Your instructions
Seek out every line containing the word "Junk", and copy each.

Material provided
----------------------------------------

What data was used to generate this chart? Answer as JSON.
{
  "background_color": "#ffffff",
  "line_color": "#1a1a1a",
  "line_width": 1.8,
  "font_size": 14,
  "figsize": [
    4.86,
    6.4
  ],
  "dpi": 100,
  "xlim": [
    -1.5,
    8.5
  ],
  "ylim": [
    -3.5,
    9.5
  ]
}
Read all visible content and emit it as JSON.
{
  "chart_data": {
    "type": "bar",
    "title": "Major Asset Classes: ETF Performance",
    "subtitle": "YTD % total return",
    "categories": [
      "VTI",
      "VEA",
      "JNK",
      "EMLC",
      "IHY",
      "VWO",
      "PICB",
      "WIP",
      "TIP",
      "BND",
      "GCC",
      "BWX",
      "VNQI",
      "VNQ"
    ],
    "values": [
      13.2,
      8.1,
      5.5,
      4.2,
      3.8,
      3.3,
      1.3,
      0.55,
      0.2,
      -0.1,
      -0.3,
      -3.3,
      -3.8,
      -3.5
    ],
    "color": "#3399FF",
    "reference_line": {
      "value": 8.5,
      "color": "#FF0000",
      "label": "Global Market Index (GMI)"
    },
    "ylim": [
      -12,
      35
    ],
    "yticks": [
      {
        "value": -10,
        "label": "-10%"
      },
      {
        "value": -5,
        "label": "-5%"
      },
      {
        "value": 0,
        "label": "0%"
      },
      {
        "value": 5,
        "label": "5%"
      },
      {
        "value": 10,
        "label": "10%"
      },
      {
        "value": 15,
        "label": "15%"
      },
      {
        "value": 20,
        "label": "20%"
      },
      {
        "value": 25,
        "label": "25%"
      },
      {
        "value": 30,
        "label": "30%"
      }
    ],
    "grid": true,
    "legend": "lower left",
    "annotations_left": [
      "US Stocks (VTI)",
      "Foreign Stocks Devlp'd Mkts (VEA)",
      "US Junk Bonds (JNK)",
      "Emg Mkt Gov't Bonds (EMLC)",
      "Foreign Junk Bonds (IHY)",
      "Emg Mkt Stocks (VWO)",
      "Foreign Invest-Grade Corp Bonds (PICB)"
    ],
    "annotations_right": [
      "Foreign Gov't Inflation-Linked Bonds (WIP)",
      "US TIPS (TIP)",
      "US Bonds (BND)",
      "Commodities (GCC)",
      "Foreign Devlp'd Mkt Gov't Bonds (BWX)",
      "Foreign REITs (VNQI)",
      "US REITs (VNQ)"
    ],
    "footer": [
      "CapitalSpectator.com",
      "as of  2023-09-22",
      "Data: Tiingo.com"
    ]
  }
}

----------------------------------------

Written answer
      "US Junk Bonds (JNK)",
      "Foreign Junk Bonds (IHY)",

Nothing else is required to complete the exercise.